(Recorded data)
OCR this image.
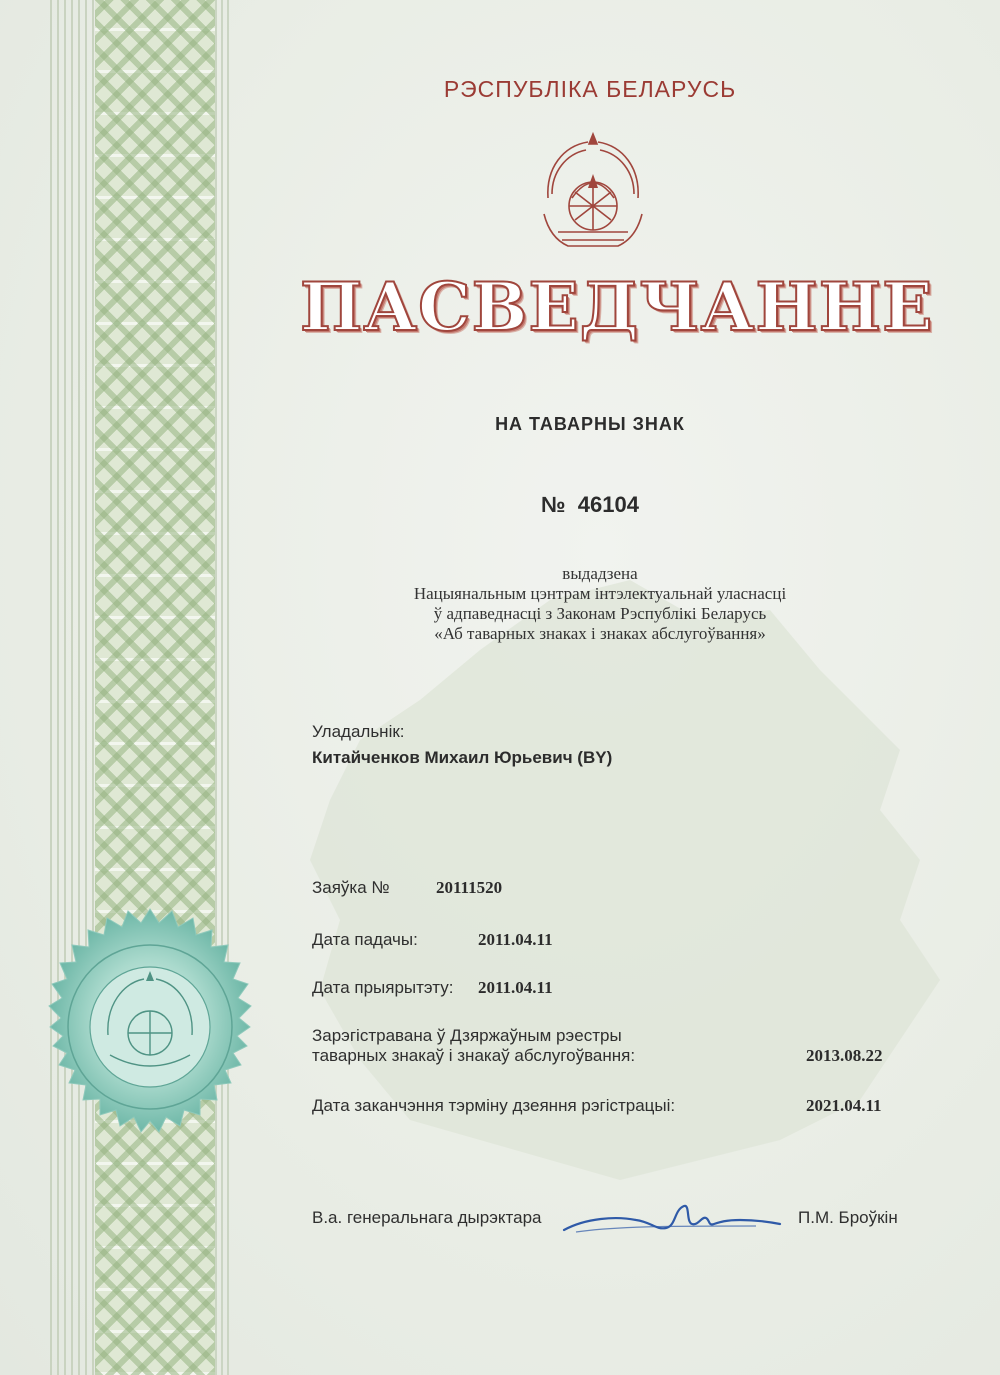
РЭСПУБЛІКА БЕЛАРУСЬ
ПАСВЕДЧАННЕ
НА ТАВАРНЫ ЗНАК
№  46104
выдадзена
Нацыянальным цэнтрам інтэлектуальнай уласнасці
ў адпаведнасці з Законам Рэспублікі Беларусь
«Аб таварных знаках і знаках абслугоўвання»
Уладальнік:
Китайченков Михаил Юрьевич (BY)
Заяўка №	20111520
Дата падачы:	2011.04.11
Дата прыярытэту: 2011.04.11
Зарэгістравана ў Дзяржаўным рэестры
таварных знакаў і знакаў абслугоўвання:	2013.08.22
Дата заканчэння тэрміну дзеяння рэгістрацыі:	2021.04.11
В.а. генеральнага дырэктара	П.М. Броўкін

WORK TO COMPLETE. Each entry must be retyped word for word, with every image omitted.

SOLUTION FOR THIS TASK.
OCR this image.
РЭСПУБЛІКА БЕЛАРУСЬ
ПАСВЕДЧАННЕ
НА ТАВАРНЫ ЗНАК
№  46104
выдадзена
Нацыянальным цэнтрам інтэлектуальнай уласнасці
ў адпаведнасці з Законам Рэспублікі Беларусь
«Аб таварных знаках і знаках абслугоўвання»
Уладальнік:
Китайченков Михаил Юрьевич (BY)
Заяўка №	20111520
Дата падачы:	2011.04.11
Дата прыярытэту: 2011.04.11
Зарэгістравана ў Дзяржаўным рэестры
таварных знакаў і знакаў абслугоўвання:	2013.08.22
Дата заканчэння тэрміну дзеяння рэгістрацыі:	2021.04.11
В.а. генеральнага дырэктара	П.М. Броўкін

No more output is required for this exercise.